Set problem: Identify the lines that contain the string "positivos", then copy each of them.

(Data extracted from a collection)
-- start --

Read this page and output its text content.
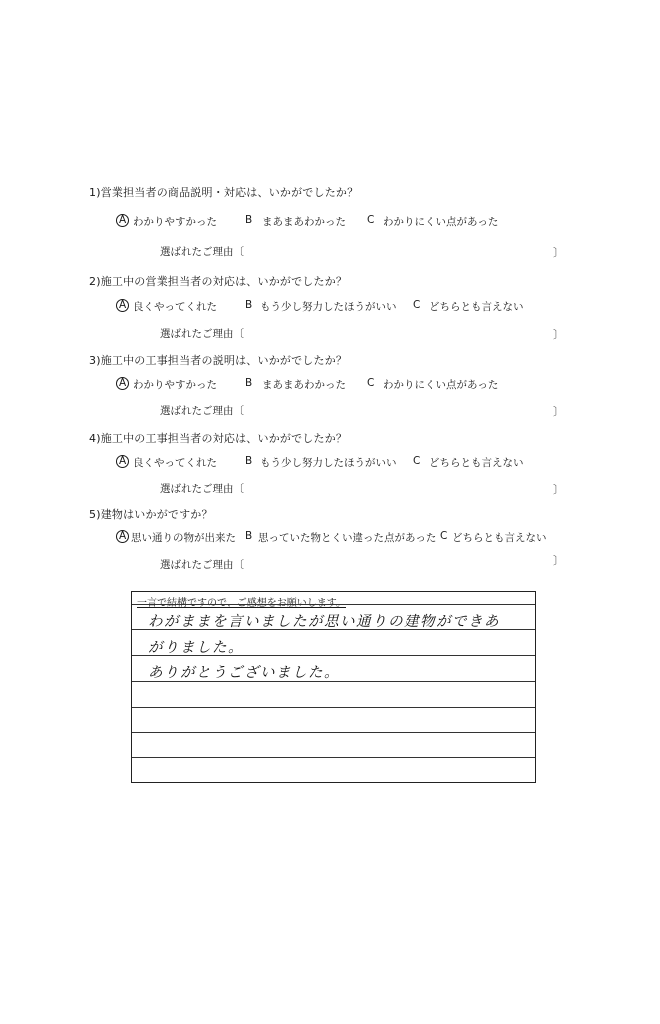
1)営業担当者の商品説明・対応は、いかがでしたか？
A わかりやすかった	B まあまあわかった C わかりにくい点があった
選ばれたご理由〔	〕
2)施工中の営業担当者の対応は、いかがでしたか？
A 良くやってくれた	B もう少し努力したほうがいい C どちらとも言えない
選ばれたご理由〔	〕
3)施工中の工事担当者の説明は、いかがでしたか？
A わかりやすかった	B まあまあわかった C わかりにくい点があった
選ばれたご理由〔	〕
4)施工中の工事担当者の対応は、いかがでしたか？
A 良くやってくれた	B もう少し努力したほうがいい C どちらとも言えない
選ばれたご理由〔	〕
5)建物はいかがですか？
A 思い通りの物が出来た B 思っていた物とくい違った点があった C どちらとも言えない
選ばれたご理由〔	〕
一言で結構ですので、ご感想をお願いします。
わがままを言いましたが思い通りの建物ができあがりました。
ありがとうございました。
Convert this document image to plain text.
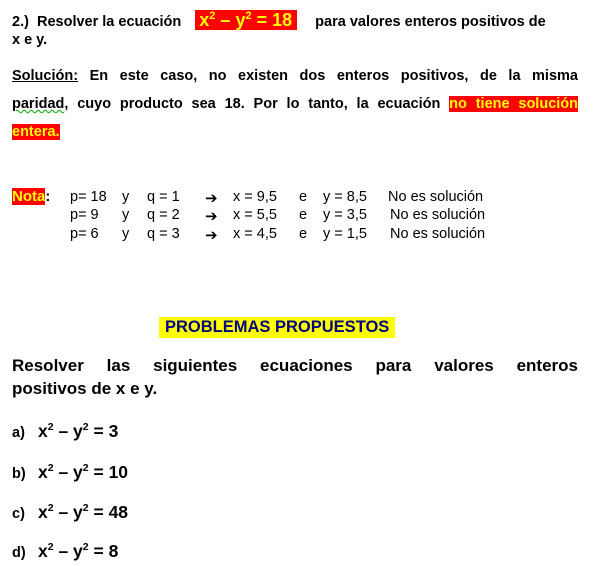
2.) Resolver la ecuación $x^2 - y^2 = 18$ para valores enteros positivos de
x e y.
Solución: En este caso, no existen dos enteros positivos, de la misma
paridad, cuyo producto sea 18. Por lo tanto, la ecuación no tiene solución
entera.
Nota: p= 18 y q = 1 ➔ x = 9,5 e y = 8,5 No es solución
p= 9 y q = 2 ➔ x = 5,5 e y = 3,5 No es solución
p= 6 y q = 3 ➔ x = 4,5 e y = 1,5 No es solución
PROBLEMAS PROPUESTOS
Resolver las siguientes ecuaciones para valores enteros
positivos de x e y.
a) $x^2 - y^2 = 3$
b) $x^2 - y^2 = 10$
c) $x^2 - y^2 = 48$
d) $x^2 - y^2 = 8$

-- end --

Worked solution:
2.) Resolver la ecuación $x^2 - y^2 = 18$ para valores enteros positivos de
Solución: En este caso, no existen dos enteros positivos, de la misma
positivos de x e y.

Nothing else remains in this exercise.